WHAT IS NEEDED.
Give only the number of lines in the records below that contain the word "SINGLE".

+++ DATA LINES +++

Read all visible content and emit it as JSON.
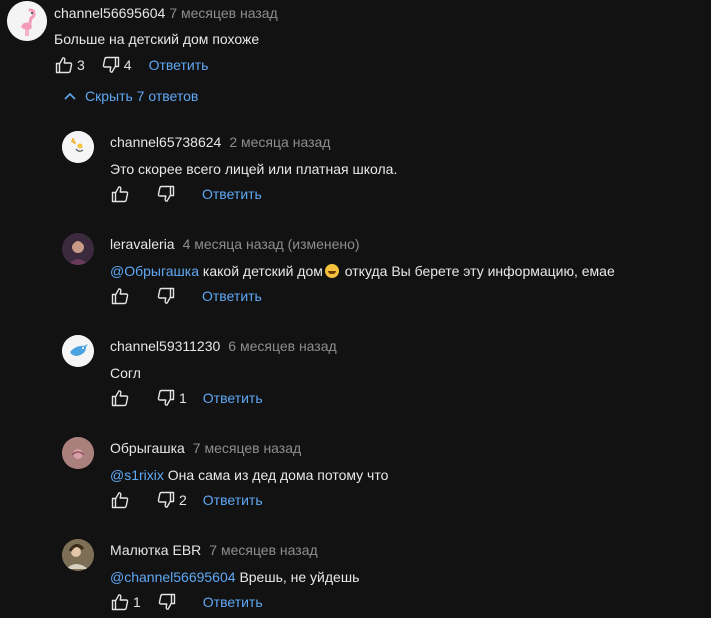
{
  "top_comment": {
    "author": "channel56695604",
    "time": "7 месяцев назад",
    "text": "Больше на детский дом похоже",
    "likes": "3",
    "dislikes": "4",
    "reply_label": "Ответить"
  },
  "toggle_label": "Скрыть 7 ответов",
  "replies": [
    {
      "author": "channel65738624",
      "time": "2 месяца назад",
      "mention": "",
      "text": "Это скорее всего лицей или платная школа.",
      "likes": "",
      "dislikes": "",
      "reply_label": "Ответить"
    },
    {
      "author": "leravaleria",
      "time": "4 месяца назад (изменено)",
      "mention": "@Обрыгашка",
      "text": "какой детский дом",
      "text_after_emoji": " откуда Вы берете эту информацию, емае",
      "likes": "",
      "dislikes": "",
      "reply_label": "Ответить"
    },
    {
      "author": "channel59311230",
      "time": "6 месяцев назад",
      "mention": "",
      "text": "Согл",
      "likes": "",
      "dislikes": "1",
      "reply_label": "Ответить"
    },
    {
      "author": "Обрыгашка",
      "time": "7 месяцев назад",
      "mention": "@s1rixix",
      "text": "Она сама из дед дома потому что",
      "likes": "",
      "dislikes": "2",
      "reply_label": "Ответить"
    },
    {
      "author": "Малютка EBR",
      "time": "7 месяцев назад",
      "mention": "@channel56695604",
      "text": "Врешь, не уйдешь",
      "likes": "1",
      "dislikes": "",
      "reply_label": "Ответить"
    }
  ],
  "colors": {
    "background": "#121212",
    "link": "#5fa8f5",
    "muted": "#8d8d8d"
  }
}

+++
+++ DATA LINES +++

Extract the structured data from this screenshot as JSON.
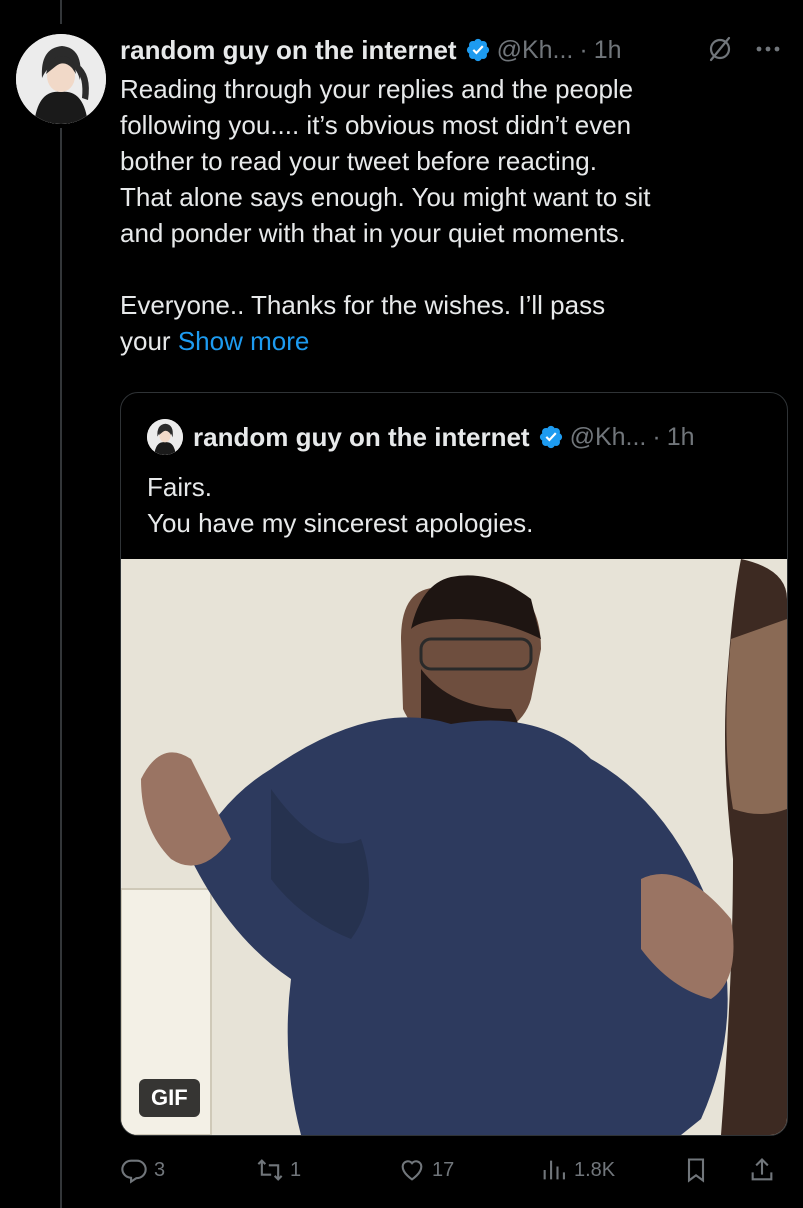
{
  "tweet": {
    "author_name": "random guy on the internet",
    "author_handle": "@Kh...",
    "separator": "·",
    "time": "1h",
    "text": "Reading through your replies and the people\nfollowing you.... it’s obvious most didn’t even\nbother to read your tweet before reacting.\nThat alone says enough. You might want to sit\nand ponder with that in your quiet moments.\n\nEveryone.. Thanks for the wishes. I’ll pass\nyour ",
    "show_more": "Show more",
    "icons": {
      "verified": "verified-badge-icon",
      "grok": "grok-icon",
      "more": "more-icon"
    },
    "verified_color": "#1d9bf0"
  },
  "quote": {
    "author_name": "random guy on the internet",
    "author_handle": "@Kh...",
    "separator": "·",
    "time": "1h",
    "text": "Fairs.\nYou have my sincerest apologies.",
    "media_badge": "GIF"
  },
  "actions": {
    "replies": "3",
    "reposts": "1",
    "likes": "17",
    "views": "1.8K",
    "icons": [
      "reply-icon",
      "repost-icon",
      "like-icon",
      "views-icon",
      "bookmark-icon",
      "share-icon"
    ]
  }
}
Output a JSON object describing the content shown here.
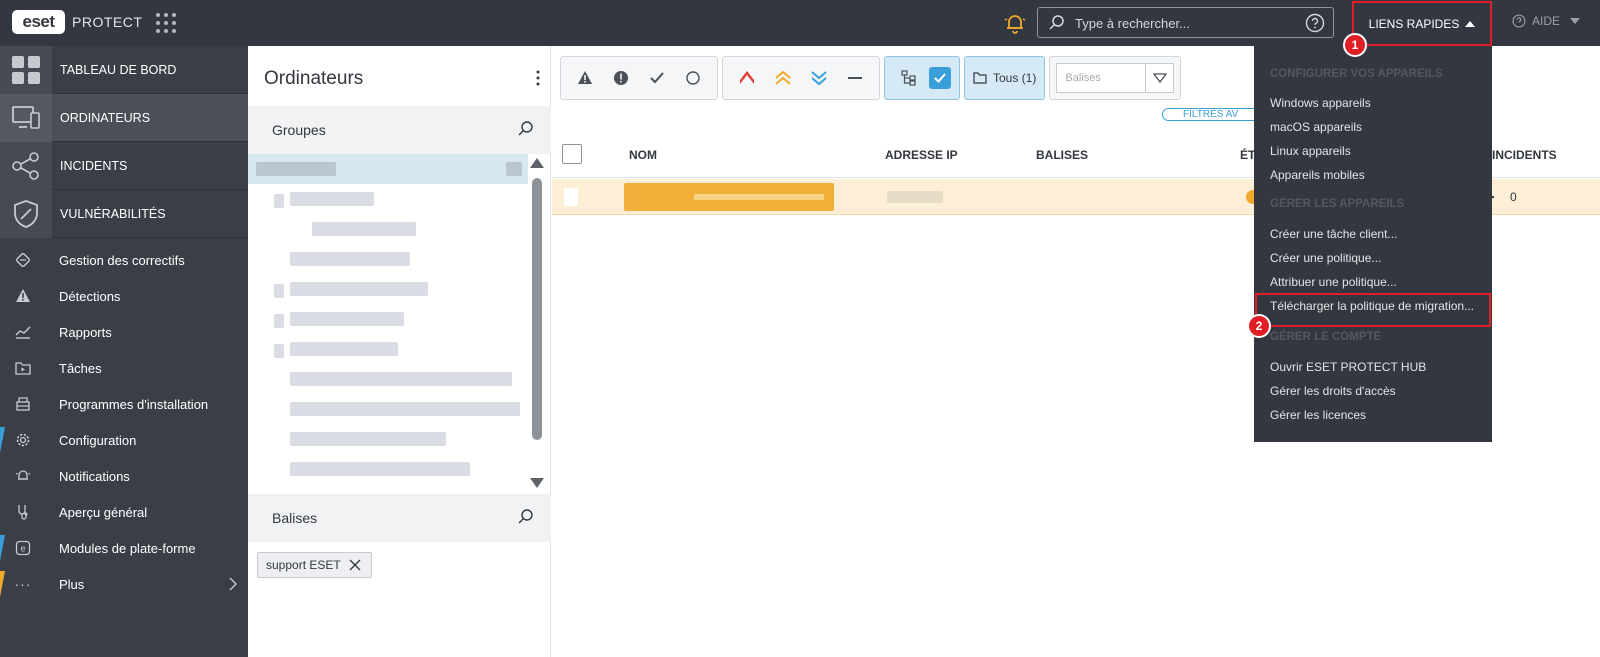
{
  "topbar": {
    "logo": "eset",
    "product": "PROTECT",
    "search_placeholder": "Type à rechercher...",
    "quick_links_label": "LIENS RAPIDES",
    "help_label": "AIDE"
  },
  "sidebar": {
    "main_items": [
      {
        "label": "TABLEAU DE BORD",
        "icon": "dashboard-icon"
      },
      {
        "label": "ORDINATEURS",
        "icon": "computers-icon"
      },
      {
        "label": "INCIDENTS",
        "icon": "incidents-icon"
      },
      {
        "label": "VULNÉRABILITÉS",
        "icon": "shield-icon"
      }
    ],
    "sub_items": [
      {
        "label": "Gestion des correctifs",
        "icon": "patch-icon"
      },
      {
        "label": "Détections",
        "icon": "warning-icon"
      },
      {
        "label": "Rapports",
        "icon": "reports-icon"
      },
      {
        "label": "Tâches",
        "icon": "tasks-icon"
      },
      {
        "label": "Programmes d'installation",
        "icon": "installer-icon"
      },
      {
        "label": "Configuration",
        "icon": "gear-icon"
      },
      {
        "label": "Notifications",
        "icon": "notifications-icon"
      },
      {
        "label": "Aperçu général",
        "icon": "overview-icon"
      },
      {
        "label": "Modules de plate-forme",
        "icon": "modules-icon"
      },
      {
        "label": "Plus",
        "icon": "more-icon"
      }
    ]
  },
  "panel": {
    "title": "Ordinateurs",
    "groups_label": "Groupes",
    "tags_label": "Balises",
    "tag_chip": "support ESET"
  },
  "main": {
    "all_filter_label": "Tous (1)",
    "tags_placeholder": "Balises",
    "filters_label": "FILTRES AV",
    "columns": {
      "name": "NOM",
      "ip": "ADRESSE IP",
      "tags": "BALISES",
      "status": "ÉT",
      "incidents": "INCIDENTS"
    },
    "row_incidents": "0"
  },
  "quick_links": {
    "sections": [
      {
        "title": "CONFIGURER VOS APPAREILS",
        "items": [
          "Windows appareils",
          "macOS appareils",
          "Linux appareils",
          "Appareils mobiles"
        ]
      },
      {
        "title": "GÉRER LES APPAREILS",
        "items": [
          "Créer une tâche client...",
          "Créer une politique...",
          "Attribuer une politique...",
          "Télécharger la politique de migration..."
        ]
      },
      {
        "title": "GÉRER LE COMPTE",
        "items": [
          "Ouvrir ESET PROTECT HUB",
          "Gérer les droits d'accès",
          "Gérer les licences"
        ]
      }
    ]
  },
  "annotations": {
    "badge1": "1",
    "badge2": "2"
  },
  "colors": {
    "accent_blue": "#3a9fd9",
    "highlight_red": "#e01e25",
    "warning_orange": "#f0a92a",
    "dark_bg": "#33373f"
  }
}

+++
+++ DATA LINES +++

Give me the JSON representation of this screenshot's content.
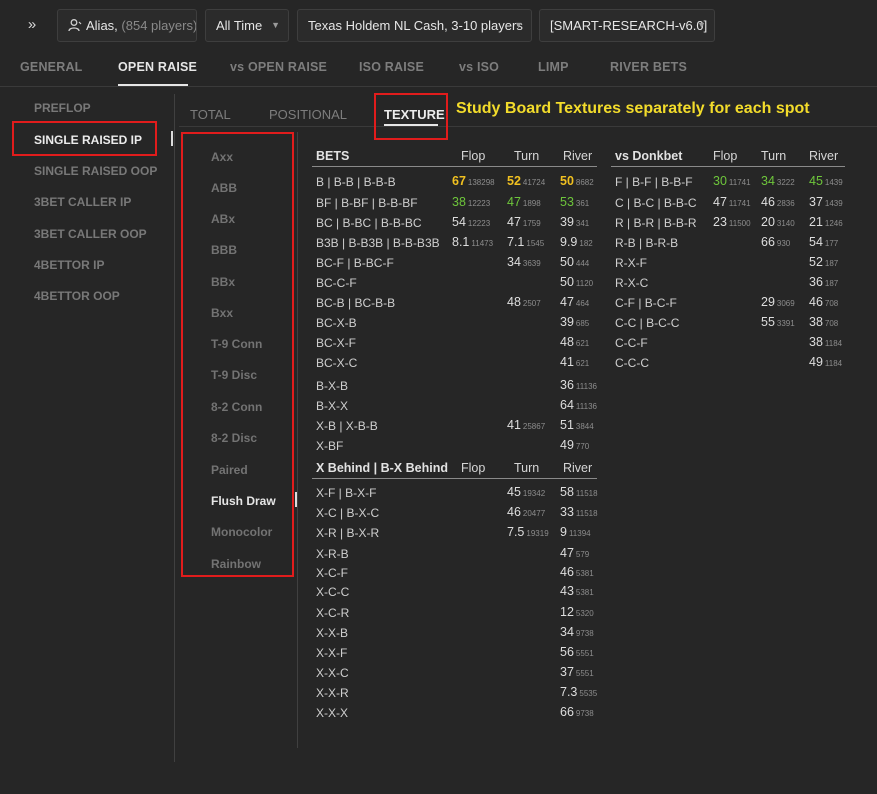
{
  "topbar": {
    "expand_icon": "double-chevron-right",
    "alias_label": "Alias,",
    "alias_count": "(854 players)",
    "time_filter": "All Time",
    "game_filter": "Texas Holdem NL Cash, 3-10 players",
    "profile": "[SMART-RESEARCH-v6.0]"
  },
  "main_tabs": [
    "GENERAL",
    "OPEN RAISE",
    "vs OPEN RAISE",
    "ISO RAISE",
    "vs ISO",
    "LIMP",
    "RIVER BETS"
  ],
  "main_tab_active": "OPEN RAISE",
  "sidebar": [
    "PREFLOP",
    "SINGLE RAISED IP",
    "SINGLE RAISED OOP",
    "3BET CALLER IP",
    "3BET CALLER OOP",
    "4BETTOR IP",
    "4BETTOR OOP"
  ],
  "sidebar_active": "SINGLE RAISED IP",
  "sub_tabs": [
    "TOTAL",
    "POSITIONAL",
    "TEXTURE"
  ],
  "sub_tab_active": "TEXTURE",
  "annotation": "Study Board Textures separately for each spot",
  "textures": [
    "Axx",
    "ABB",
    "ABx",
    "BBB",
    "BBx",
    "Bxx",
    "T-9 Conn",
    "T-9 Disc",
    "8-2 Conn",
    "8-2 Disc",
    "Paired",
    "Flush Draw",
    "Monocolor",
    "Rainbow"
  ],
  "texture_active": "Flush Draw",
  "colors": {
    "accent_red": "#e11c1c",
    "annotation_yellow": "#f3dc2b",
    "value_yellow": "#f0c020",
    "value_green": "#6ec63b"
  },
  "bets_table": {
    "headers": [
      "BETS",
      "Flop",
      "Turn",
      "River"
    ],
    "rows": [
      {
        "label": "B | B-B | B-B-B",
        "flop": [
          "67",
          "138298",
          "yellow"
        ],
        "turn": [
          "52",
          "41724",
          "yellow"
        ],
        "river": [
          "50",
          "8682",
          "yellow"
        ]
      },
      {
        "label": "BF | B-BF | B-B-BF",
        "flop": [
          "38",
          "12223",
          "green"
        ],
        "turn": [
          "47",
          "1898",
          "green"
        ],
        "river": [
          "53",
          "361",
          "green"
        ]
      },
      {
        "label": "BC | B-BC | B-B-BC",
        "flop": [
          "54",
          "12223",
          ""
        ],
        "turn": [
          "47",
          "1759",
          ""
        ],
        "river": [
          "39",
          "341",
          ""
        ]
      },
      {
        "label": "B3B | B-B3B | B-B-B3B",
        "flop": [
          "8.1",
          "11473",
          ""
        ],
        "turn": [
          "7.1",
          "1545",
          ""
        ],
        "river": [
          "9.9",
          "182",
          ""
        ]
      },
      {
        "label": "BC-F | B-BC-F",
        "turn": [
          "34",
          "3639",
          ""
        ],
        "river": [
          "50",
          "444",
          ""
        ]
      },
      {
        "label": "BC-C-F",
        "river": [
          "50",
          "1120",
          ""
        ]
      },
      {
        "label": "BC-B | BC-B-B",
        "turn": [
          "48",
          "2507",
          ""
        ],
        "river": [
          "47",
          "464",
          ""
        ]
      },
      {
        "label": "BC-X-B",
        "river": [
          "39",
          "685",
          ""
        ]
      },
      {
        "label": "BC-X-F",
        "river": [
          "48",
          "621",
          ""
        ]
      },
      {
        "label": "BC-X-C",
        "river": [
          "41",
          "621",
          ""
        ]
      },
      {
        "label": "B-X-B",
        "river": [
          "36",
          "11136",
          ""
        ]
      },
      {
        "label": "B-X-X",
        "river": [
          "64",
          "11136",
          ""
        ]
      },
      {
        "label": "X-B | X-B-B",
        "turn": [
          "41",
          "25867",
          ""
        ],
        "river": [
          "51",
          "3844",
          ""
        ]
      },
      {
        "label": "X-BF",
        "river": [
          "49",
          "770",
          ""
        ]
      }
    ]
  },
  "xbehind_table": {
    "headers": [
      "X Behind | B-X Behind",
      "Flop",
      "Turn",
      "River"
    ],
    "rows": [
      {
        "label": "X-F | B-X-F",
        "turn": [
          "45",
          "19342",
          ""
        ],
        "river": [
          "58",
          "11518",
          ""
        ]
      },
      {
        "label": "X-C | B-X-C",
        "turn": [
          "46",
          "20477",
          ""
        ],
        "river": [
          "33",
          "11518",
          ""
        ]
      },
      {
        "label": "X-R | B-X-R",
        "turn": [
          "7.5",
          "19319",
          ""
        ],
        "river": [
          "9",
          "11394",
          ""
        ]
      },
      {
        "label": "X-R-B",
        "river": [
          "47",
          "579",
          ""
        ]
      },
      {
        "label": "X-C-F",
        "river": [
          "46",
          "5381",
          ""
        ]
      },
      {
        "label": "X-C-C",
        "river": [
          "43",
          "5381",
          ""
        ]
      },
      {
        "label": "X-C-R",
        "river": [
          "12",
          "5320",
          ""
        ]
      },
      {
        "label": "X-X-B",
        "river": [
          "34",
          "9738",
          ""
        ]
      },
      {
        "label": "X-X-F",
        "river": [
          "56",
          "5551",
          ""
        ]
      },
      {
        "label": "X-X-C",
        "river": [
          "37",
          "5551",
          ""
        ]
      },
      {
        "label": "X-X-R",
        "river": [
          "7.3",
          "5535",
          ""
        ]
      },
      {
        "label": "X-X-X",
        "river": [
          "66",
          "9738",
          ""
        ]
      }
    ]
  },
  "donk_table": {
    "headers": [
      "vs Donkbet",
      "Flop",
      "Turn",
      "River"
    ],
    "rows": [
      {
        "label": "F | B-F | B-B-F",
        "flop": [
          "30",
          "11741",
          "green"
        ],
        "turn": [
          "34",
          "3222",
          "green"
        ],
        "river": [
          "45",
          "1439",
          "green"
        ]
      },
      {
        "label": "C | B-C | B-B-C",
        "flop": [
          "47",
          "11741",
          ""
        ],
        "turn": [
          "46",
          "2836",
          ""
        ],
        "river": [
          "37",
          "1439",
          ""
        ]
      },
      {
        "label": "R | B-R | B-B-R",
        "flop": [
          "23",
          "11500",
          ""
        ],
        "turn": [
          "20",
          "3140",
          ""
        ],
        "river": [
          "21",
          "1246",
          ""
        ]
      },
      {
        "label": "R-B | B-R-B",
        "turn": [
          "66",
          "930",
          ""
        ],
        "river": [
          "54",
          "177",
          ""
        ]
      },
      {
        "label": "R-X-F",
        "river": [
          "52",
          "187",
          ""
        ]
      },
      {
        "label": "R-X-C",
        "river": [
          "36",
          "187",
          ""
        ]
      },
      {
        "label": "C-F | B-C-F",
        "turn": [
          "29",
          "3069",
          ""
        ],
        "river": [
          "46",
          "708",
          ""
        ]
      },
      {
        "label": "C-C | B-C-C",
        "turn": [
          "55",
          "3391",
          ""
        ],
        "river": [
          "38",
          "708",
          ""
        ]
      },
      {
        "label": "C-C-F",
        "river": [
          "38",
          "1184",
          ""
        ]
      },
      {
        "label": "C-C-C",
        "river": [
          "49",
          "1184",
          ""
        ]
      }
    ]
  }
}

+++

WRITTEN REPLY.
3